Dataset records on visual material
* * *
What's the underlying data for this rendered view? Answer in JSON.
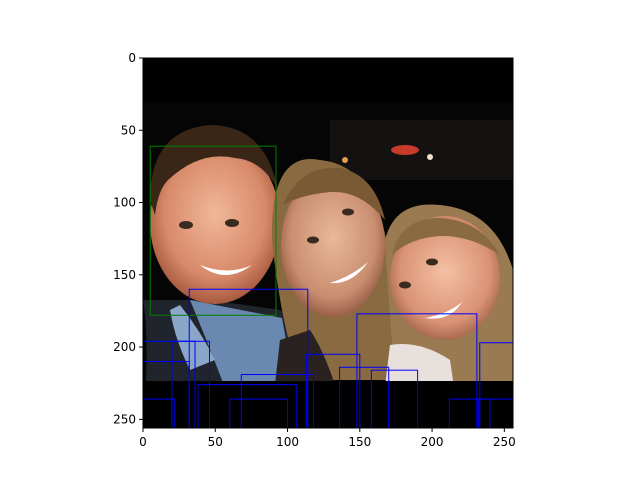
{
  "figure": {
    "x_ticks": [
      "0",
      "50",
      "100",
      "150",
      "200",
      "250"
    ],
    "y_ticks": [
      "0",
      "50",
      "100",
      "150",
      "200",
      "250"
    ]
  },
  "image_description": {
    "scene": "three smiling people posing close together at night",
    "palette": {
      "background": "#050505",
      "skin": "#d89a78",
      "hair_dark": "#3a2616",
      "hair_light": "#8a6a40",
      "shirt": "#6a88b0"
    }
  },
  "chart_data": {
    "type": "scatter",
    "xlim": [
      0,
      256
    ],
    "ylim": [
      256,
      0
    ],
    "boxes": [
      {
        "label": "green",
        "color": "#008000",
        "x0": 5,
        "y0": 61,
        "x1": 92,
        "y1": 178
      },
      {
        "label": "blue",
        "color": "#0000ff",
        "x0": 32,
        "y0": 160,
        "x1": 114,
        "y1": 256
      },
      {
        "label": "blue",
        "color": "#0000ff",
        "x0": 148,
        "y0": 177,
        "x1": 231,
        "y1": 256
      },
      {
        "label": "blue",
        "color": "#0000ff",
        "x0": 233,
        "y0": 197,
        "x1": 256,
        "y1": 256
      },
      {
        "label": "blue",
        "color": "#0000ff",
        "x0": 0,
        "y0": 196,
        "x1": 46,
        "y1": 256
      },
      {
        "label": "blue",
        "color": "#0000ff",
        "x0": 0,
        "y0": 210,
        "x1": 32,
        "y1": 256
      },
      {
        "label": "blue",
        "color": "#0000ff",
        "x0": 20,
        "y0": 196,
        "x1": 36,
        "y1": 256
      },
      {
        "label": "blue",
        "color": "#0000ff",
        "x0": 38,
        "y0": 226,
        "x1": 106,
        "y1": 256
      },
      {
        "label": "blue",
        "color": "#0000ff",
        "x0": 68,
        "y0": 219,
        "x1": 118,
        "y1": 256
      },
      {
        "label": "blue",
        "color": "#0000ff",
        "x0": 113,
        "y0": 205,
        "x1": 150,
        "y1": 256
      },
      {
        "label": "blue",
        "color": "#0000ff",
        "x0": 136,
        "y0": 214,
        "x1": 170,
        "y1": 256
      },
      {
        "label": "blue",
        "color": "#0000ff",
        "x0": 158,
        "y0": 216,
        "x1": 190,
        "y1": 256
      },
      {
        "label": "blue",
        "color": "#0000ff",
        "x0": 212,
        "y0": 236,
        "x1": 240,
        "y1": 256
      },
      {
        "label": "blue",
        "color": "#0000ff",
        "x0": 232,
        "y0": 236,
        "x1": 256,
        "y1": 256
      },
      {
        "label": "blue",
        "color": "#0000ff",
        "x0": 60,
        "y0": 236,
        "x1": 100,
        "y1": 256
      },
      {
        "label": "blue",
        "color": "#0000ff",
        "x0": 0,
        "y0": 236,
        "x1": 22,
        "y1": 256
      }
    ]
  }
}
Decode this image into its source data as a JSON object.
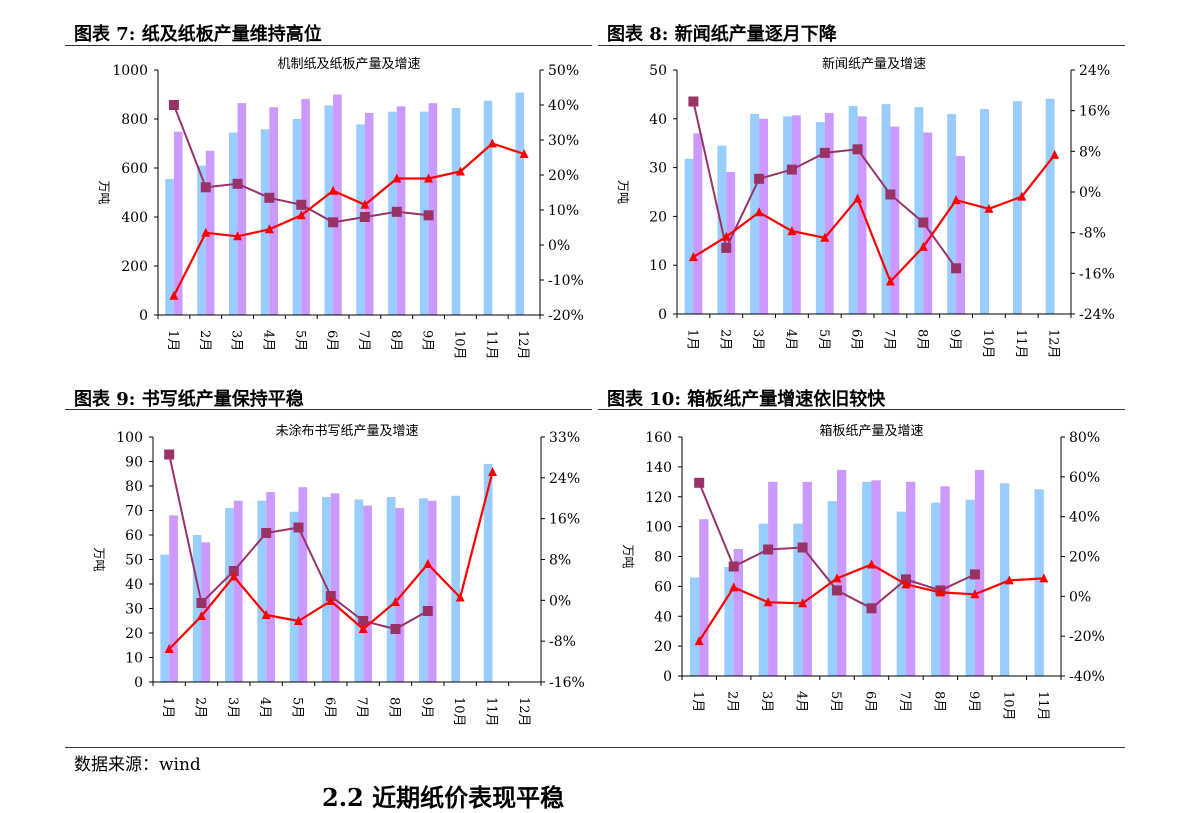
{
  "figures": [
    {
      "label": "图表 7:",
      "title": "纸及纸板产量维持高位"
    },
    {
      "label": "图表 8:",
      "title": "新闻纸产量逐月下降"
    },
    {
      "label": "图表 9:",
      "title": "书写纸产量保持平稳"
    },
    {
      "label": "图表 10:",
      "title": "箱板纸产量增速依旧较快"
    }
  ],
  "footer": {
    "source": "数据来源：wind",
    "section_heading": "2.2 近期纸价表现平稳"
  },
  "colors": {
    "bar_2016": "#99ccff",
    "bar_2017": "#cc99ff",
    "line_growth_2017": "#993366",
    "line_growth_2016": "#ff0000"
  },
  "chart_data": [
    {
      "type": "bar",
      "title": "机制纸及纸板产量及增速",
      "ylabel": "万吨",
      "categories": [
        "1月",
        "2月",
        "3月",
        "4月",
        "5月",
        "6月",
        "7月",
        "8月",
        "9月",
        "10月",
        "11月",
        "12月"
      ],
      "ylim": [
        0,
        1000
      ],
      "yticks": [
        "0",
        "200",
        "400",
        "600",
        "800",
        "1000"
      ],
      "y2lim": [
        -20,
        50
      ],
      "y2ticks": [
        "-20%",
        "-10%",
        "0%",
        "10%",
        "20%",
        "30%",
        "40%",
        "50%"
      ],
      "series": [
        {
          "kind": "bar",
          "values": [
            555,
            610,
            745,
            758,
            800,
            855,
            778,
            830,
            830,
            845,
            875,
            908
          ]
        },
        {
          "kind": "bar",
          "values": [
            748,
            670,
            865,
            848,
            882,
            900,
            825,
            852,
            865,
            null,
            null,
            null
          ]
        },
        {
          "kind": "line",
          "axis": "right",
          "marker": "square",
          "values": [
            40,
            16.5,
            17.5,
            13.5,
            11.5,
            6.5,
            8,
            9.5,
            8.5,
            null,
            null,
            null
          ]
        },
        {
          "kind": "line",
          "axis": "right",
          "marker": "triangle",
          "values": [
            -14.5,
            3.5,
            2.5,
            4.5,
            8.5,
            15.5,
            11.5,
            19,
            19,
            21,
            29,
            26
          ]
        }
      ]
    },
    {
      "type": "bar",
      "title": "新闻纸产量及增速",
      "ylabel": "万吨",
      "categories": [
        "1月",
        "2月",
        "3月",
        "4月",
        "5月",
        "6月",
        "7月",
        "8月",
        "9月",
        "10月",
        "11月",
        "12月"
      ],
      "ylim": [
        0,
        50
      ],
      "yticks": [
        "0",
        "10",
        "20",
        "30",
        "40",
        "50"
      ],
      "y2lim": [
        -24,
        24
      ],
      "y2ticks": [
        "-24%",
        "-16%",
        "-8%",
        "0%",
        "8%",
        "16%",
        "24%"
      ],
      "series": [
        {
          "kind": "bar",
          "values": [
            31.8,
            34.5,
            41,
            40.5,
            39.3,
            42.6,
            43,
            42.4,
            41,
            42,
            43.6,
            44.1
          ]
        },
        {
          "kind": "bar",
          "values": [
            37,
            29.1,
            40,
            40.7,
            41.2,
            40.5,
            38.4,
            37.2,
            32.4,
            null,
            null,
            null
          ]
        },
        {
          "kind": "line",
          "axis": "right",
          "marker": "square",
          "values": [
            17.8,
            -11,
            2.6,
            4.4,
            7.7,
            8.4,
            -0.5,
            -6,
            -15,
            null,
            null,
            null
          ]
        },
        {
          "kind": "line",
          "axis": "right",
          "marker": "triangle",
          "values": [
            -12.8,
            -8.8,
            -4,
            -7.7,
            -9,
            -1.3,
            -17.6,
            -10.8,
            -1.6,
            -3.3,
            -0.9,
            7.3
          ]
        }
      ]
    },
    {
      "type": "bar",
      "title": "未涂布书写纸产量及增速",
      "ylabel": "万吨",
      "categories": [
        "1月",
        "2月",
        "3月",
        "4月",
        "5月",
        "6月",
        "7月",
        "8月",
        "9月",
        "10月",
        "11月",
        "12月"
      ],
      "ylim": [
        0,
        100
      ],
      "yticks": [
        "0",
        "10",
        "20",
        "30",
        "40",
        "50",
        "60",
        "70",
        "80",
        "90",
        "100"
      ],
      "y2lim": [
        -16,
        33
      ],
      "y2ticks": [
        "-16%",
        "-8%",
        "0%",
        "8%",
        "16%",
        "24%",
        "33%"
      ],
      "series": [
        {
          "kind": "bar",
          "values": [
            52,
            60,
            71,
            74,
            69.5,
            75.5,
            74.5,
            75.5,
            75,
            76,
            89,
            null
          ]
        },
        {
          "kind": "bar",
          "values": [
            68,
            57,
            74,
            77.5,
            79.5,
            77,
            72,
            71,
            74,
            null,
            null,
            null
          ]
        },
        {
          "kind": "line",
          "axis": "right",
          "marker": "square",
          "values": [
            29.5,
            -0.2,
            6.2,
            13.8,
            14.9,
            1.2,
            -3.8,
            -5.4,
            -1.8,
            null,
            null,
            null
          ]
        },
        {
          "kind": "line",
          "axis": "right",
          "marker": "triangle",
          "values": [
            -9.4,
            -2.8,
            5.1,
            -2.6,
            -3.8,
            0.2,
            -5.4,
            0,
            7.6,
            0.9,
            26,
            null
          ]
        }
      ]
    },
    {
      "type": "bar",
      "title": "箱板纸产量及增速",
      "ylabel": "万吨",
      "categories": [
        "1月",
        "2月",
        "3月",
        "4月",
        "5月",
        "6月",
        "7月",
        "8月",
        "9月",
        "10月",
        "11月"
      ],
      "ylim": [
        0,
        160
      ],
      "yticks": [
        "0",
        "20",
        "40",
        "60",
        "80",
        "100",
        "120",
        "140",
        "160"
      ],
      "y2lim": [
        -40,
        80
      ],
      "y2ticks": [
        "-40%",
        "-20%",
        "0%",
        "20%",
        "40%",
        "60%",
        "80%"
      ],
      "series": [
        {
          "kind": "bar",
          "values": [
            66,
            73,
            102,
            102,
            117,
            130,
            110,
            116,
            118,
            129,
            125
          ]
        },
        {
          "kind": "bar",
          "values": [
            105,
            85,
            130,
            130,
            138,
            131,
            130,
            127,
            138,
            null,
            null
          ]
        },
        {
          "kind": "line",
          "axis": "right",
          "marker": "square",
          "values": [
            57,
            15,
            23.5,
            24.5,
            3,
            -6,
            8.5,
            3,
            11,
            null,
            null
          ]
        },
        {
          "kind": "line",
          "axis": "right",
          "marker": "triangle",
          "values": [
            -22.5,
            4.5,
            -3,
            -3.5,
            9,
            16,
            6,
            2,
            1,
            8,
            9
          ]
        }
      ]
    }
  ]
}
* * *
Keep only the lines that hold the string "JSON", and copy them out.

What's the underlying data for this rendered view? Answer in JSON.
Decode this image into its source data as a JSON object.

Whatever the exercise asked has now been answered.